* **What is expected**
Please pull out every line that includes the string "data".

Extracted records:
>> Begin

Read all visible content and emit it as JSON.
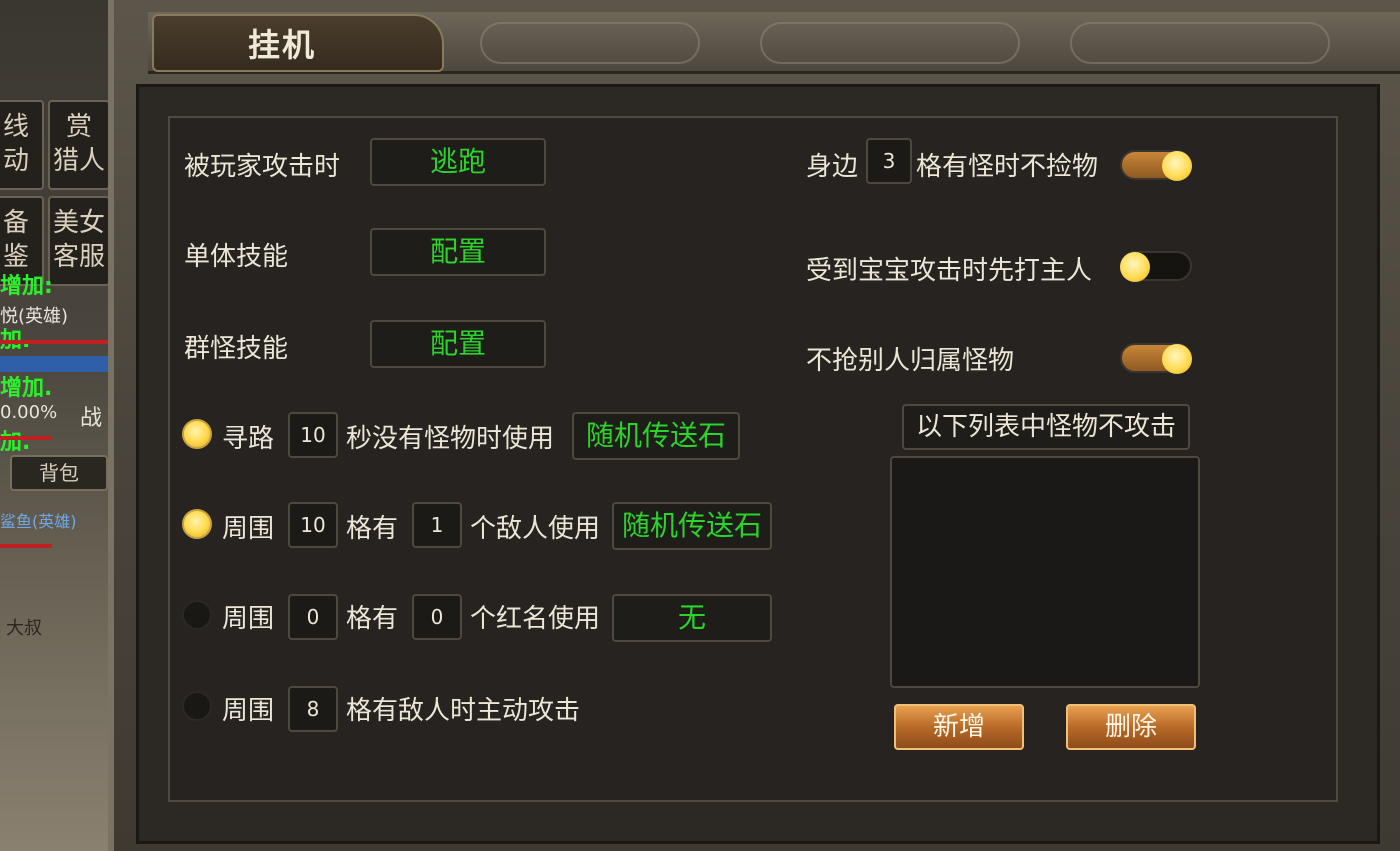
{
  "window": {
    "title": "挂机"
  },
  "left_strip": {
    "menu_cells": [
      {
        "line1": "线",
        "line2": "动"
      },
      {
        "line1": "赏",
        "line2": "猎人"
      },
      {
        "line1": "备",
        "line2": "鉴"
      },
      {
        "line1": "美女",
        "line2": "客服"
      }
    ],
    "green_text_1": "增加:",
    "hero_name_1": "悦(英雄)",
    "green_text_2": "加.",
    "green_text_3": "增加.",
    "percent": "0.00%",
    "battle_label": "战",
    "green_text_4": "加.",
    "pack_button": "背包",
    "hero_name_2": "鲨鱼(英雄)",
    "npc_label": "大叔"
  },
  "left_column": {
    "attacked_by_player": {
      "label": "被玩家攻击时",
      "value": "逃跑"
    },
    "single_skill": {
      "label": "单体技能",
      "value": "配置"
    },
    "group_skill": {
      "label": "群怪技能",
      "value": "配置"
    },
    "row_pathfind": {
      "enabled": true,
      "label_a": "寻路",
      "seconds": "10",
      "label_b": "秒没有怪物时使用",
      "item": "随机传送石"
    },
    "row_enemy": {
      "enabled": true,
      "label_a": "周围",
      "range": "10",
      "label_b": "格有",
      "count": "1",
      "label_c": "个敌人使用",
      "item": "随机传送石"
    },
    "row_redname": {
      "enabled": false,
      "label_a": "周围",
      "range": "0",
      "label_b": "格有",
      "count": "0",
      "label_c": "个红名使用",
      "item": "无"
    },
    "row_attack": {
      "enabled": false,
      "label_a": "周围",
      "range": "8",
      "label_b": "格有敌人时主动攻击"
    }
  },
  "right_column": {
    "no_pickup": {
      "label_a": "身边",
      "range": "3",
      "label_b": "格有怪时不捡物",
      "enabled": true
    },
    "attack_owner": {
      "label": "受到宝宝攻击时先打主人",
      "enabled": false
    },
    "no_steal": {
      "label": "不抢别人归属怪物",
      "enabled": true
    },
    "ignore_list": {
      "header": "以下列表中怪物不攻击",
      "items": []
    },
    "add_button": "新增",
    "delete_button": "删除"
  },
  "colors": {
    "accent_green": "#2bd32b",
    "toggle_on": "#c88638",
    "knob": "#ffd84a",
    "button_orange": "#b86a28"
  }
}
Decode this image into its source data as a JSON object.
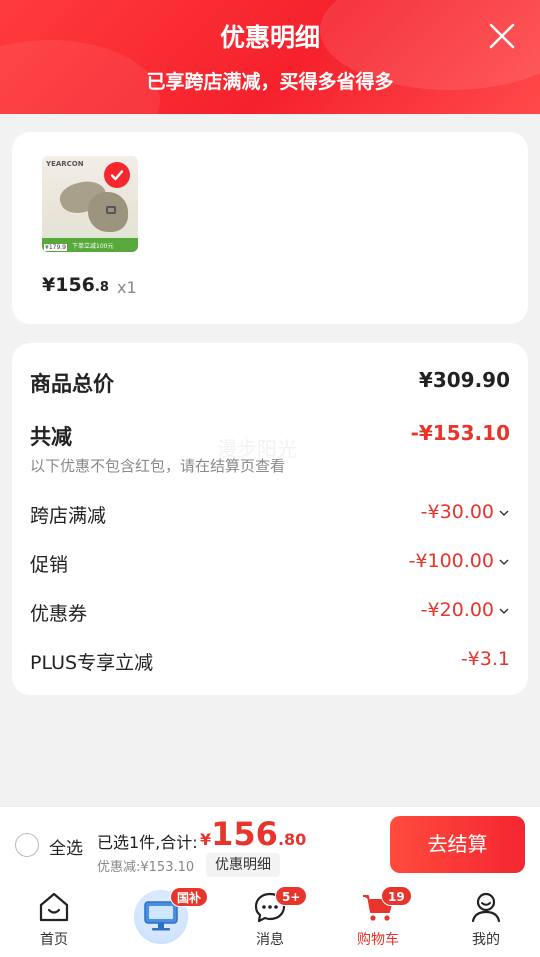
{
  "header": {
    "title": "优惠明细",
    "subtitle": "已享跨店满减，买得多省得多"
  },
  "item": {
    "image_brand": "YEARCON",
    "image_price": "¥179.9",
    "image_strip": "下单立减100元",
    "price_int": "¥156",
    "price_dec": ".8",
    "qty": "x1"
  },
  "breakdown": {
    "total_label": "商品总价",
    "total_value": "¥309.90",
    "reduce_label": "共减",
    "reduce_value": "-¥153.10",
    "note": "以下优惠不包含红包，请在结算页查看",
    "watermark": "漫步阳光",
    "rows": [
      {
        "label": "跨店满减",
        "value": "-¥30.00"
      },
      {
        "label": "促销",
        "value": "-¥100.00"
      },
      {
        "label": "优惠券",
        "value": "-¥20.00"
      },
      {
        "label": "PLUS专享立减",
        "value": "-¥3.1"
      }
    ]
  },
  "bottom": {
    "select_all": "全选",
    "summary": "已选1件,合计:",
    "total_currency": "¥",
    "total_int": "156",
    "total_dec": ".80",
    "discount": "优惠减:¥153.10",
    "detail_btn": "优惠明细",
    "checkout": "去结算"
  },
  "tabbar": {
    "tabs": [
      {
        "label": "首页",
        "icon": "home-icon"
      },
      {
        "label": "",
        "icon": "gov-subsidy-icon",
        "badge": "国补"
      },
      {
        "label": "消息",
        "icon": "message-icon",
        "badge": "5+"
      },
      {
        "label": "购物车",
        "icon": "cart-icon",
        "badge": "19"
      },
      {
        "label": "我的",
        "icon": "profile-icon"
      }
    ]
  },
  "colors": {
    "accent": "#e8352b",
    "header": "#f5212c"
  }
}
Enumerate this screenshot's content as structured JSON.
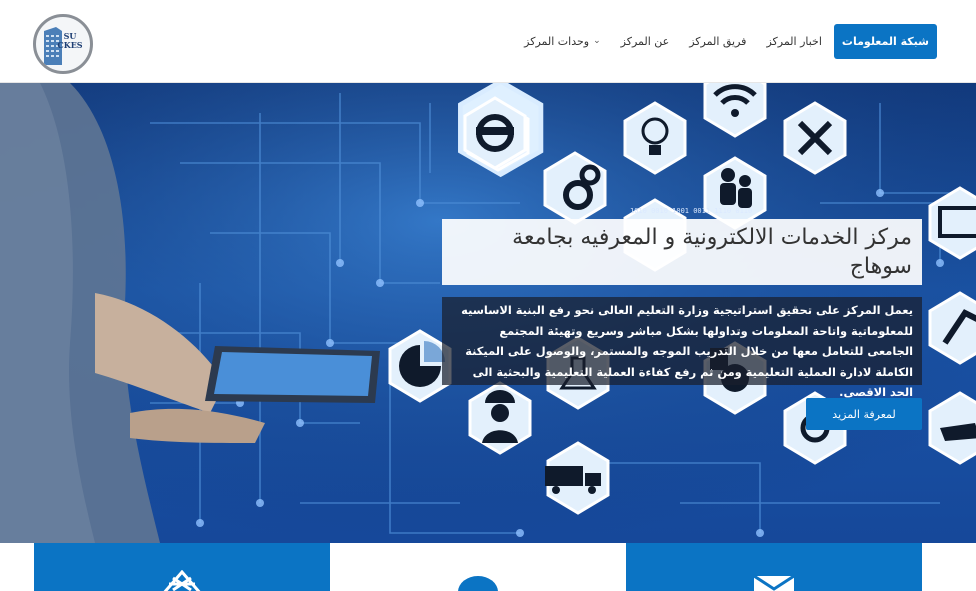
{
  "header": {
    "logo_text": "SU CKES",
    "nav": [
      {
        "label": "شبكة المعلومات",
        "active": true
      },
      {
        "label": "اخبار المركز",
        "active": false
      },
      {
        "label": "فريق المركز",
        "active": false
      },
      {
        "label": "عن المركز",
        "active": false
      },
      {
        "label": "وحدات المركز",
        "active": false,
        "dropdown": true
      }
    ]
  },
  "hero": {
    "title": "مركز الخدمات الالكترونية و المعرفيه بجامعة سوهاج",
    "description": "يعمل المركز على تحقيق استراتيجية وزارة التعليم العالى نحو رفع البنية الاساسيه للمعلوماتية واتاحة المعلومات وتداولها بشكل مباشر وسريع وتهيئة المجتمع الجامعى للتعامل معها من خلال التدريب الموجه والمستمر، والوصول على الميكنة الكاملة لادارة العملية التعليمية ومن ثم رفع كفاءة العملية التعليمية والبحثية الى الحد الاقصى.",
    "more_button": "لمعرفة المزيد",
    "binary_text": "1010 0010 1001 0011 1110 0110"
  },
  "cards": [
    {
      "icon": "network-tower-icon",
      "style": "blue"
    },
    {
      "icon": "user-icon",
      "style": "white"
    },
    {
      "icon": "envelope-icon",
      "style": "blue"
    }
  ],
  "colors": {
    "accent": "#0b74c4",
    "hero_bg": "#1a55a8"
  }
}
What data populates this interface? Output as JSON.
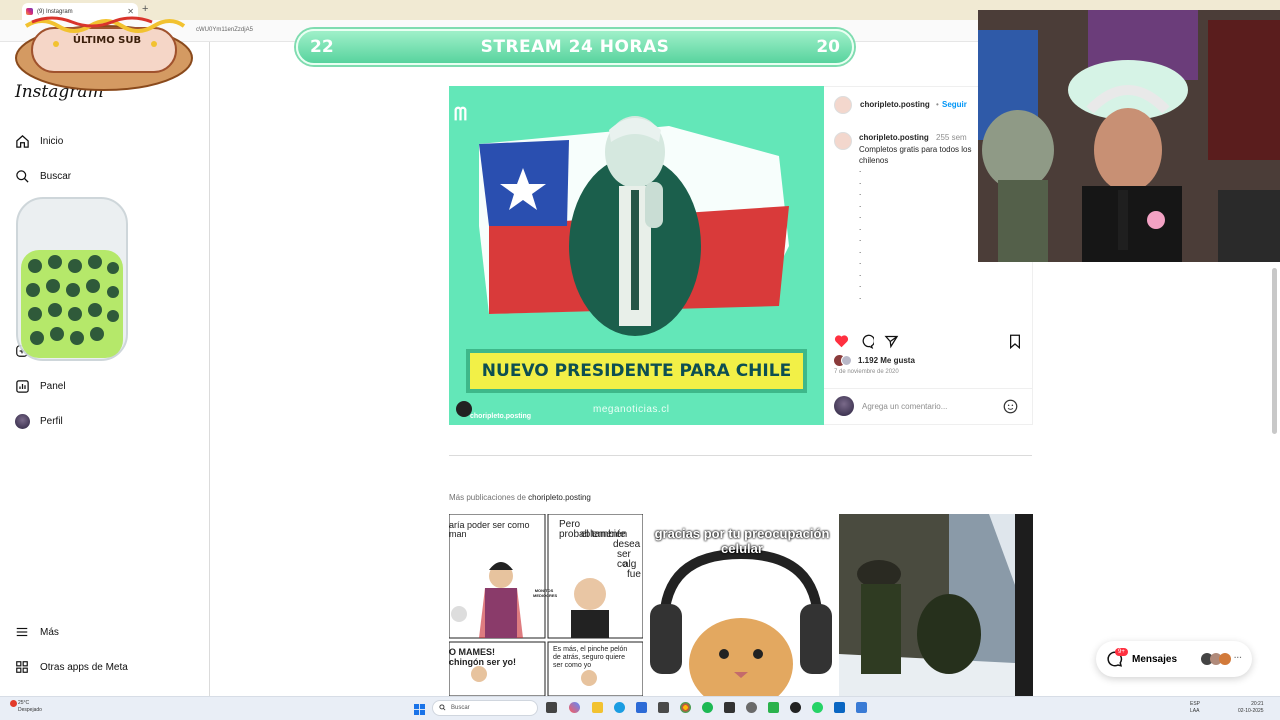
{
  "browser": {
    "tab_title": "(9) Instagram",
    "url_fragment": "cWU0Ym11enZzdjA5"
  },
  "stream_banner": {
    "left_number": "22",
    "title": "STREAM 24 HORAS",
    "right_number": "20"
  },
  "overlay": {
    "last_sub_label": "ÚLTIMO SUB"
  },
  "sidebar": {
    "logo": "Instagram",
    "items": [
      {
        "label": "Inicio",
        "icon": "home-icon"
      },
      {
        "label": "Buscar",
        "icon": "search-icon"
      },
      {
        "label": "Panel",
        "icon": "panel-icon"
      },
      {
        "label": "Perfil",
        "icon": "profile-icon"
      }
    ],
    "bottom_items": [
      {
        "label": "Más",
        "icon": "menu-icon"
      },
      {
        "label": "Otras apps de Meta",
        "icon": "meta-apps-icon"
      }
    ]
  },
  "post": {
    "image_caption": "NUEVO PRESIDENTE PARA CHILE",
    "image_watermark": "meganoticias.cl",
    "image_credit": "choripleto.posting",
    "author": "choripleto.posting",
    "follow_label": "Seguir",
    "separator": "•",
    "comment_author": "choripleto.posting",
    "comment_age": "255 sem",
    "comment_text": "Completos gratis para todos los chilenos",
    "comment_dots": [
      ".",
      ".",
      ".",
      ".",
      ".",
      ".",
      ".",
      ".",
      ".",
      ".",
      ".",
      "."
    ],
    "likes": "1.192 Me gusta",
    "date": "7 de noviembre de 2020",
    "comment_placeholder": "Agrega un comentario..."
  },
  "more_posts": {
    "prefix": "Más publicaciones de",
    "account": "choripleto.posting",
    "thumb1_texts": [
      "aría poder ser como",
      "man",
      "Pero probablemente",
      "el también",
      "desea",
      "ser co",
      "alg",
      "fue",
      "O MAMES!",
      "chingón ser yo!",
      "Es más, el pinche pelón",
      "de atrás, seguro quiere",
      "ser como yo"
    ],
    "thumb1_tag": "MONITOS MEDIOCRES",
    "thumb2_text": "gracias por tu preocupación celular"
  },
  "messages": {
    "label": "Mensajes",
    "badge": "9+"
  },
  "taskbar": {
    "weather_temp": "25°C",
    "weather_desc": "Despejado",
    "search_placeholder": "Buscar",
    "lang": "ESP",
    "region": "LAA",
    "time": "20:21",
    "date": "02-10-2025"
  },
  "colors": {
    "instagram_blue": "#0095f6",
    "like_red": "#ff3040",
    "banner_green": "#58d39e",
    "post_bg": "#63e7b8"
  }
}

>> End

* **Answer to the exercise**
Decode this image into its source data as a JSON object.
What data populates this interface? Output as JSON.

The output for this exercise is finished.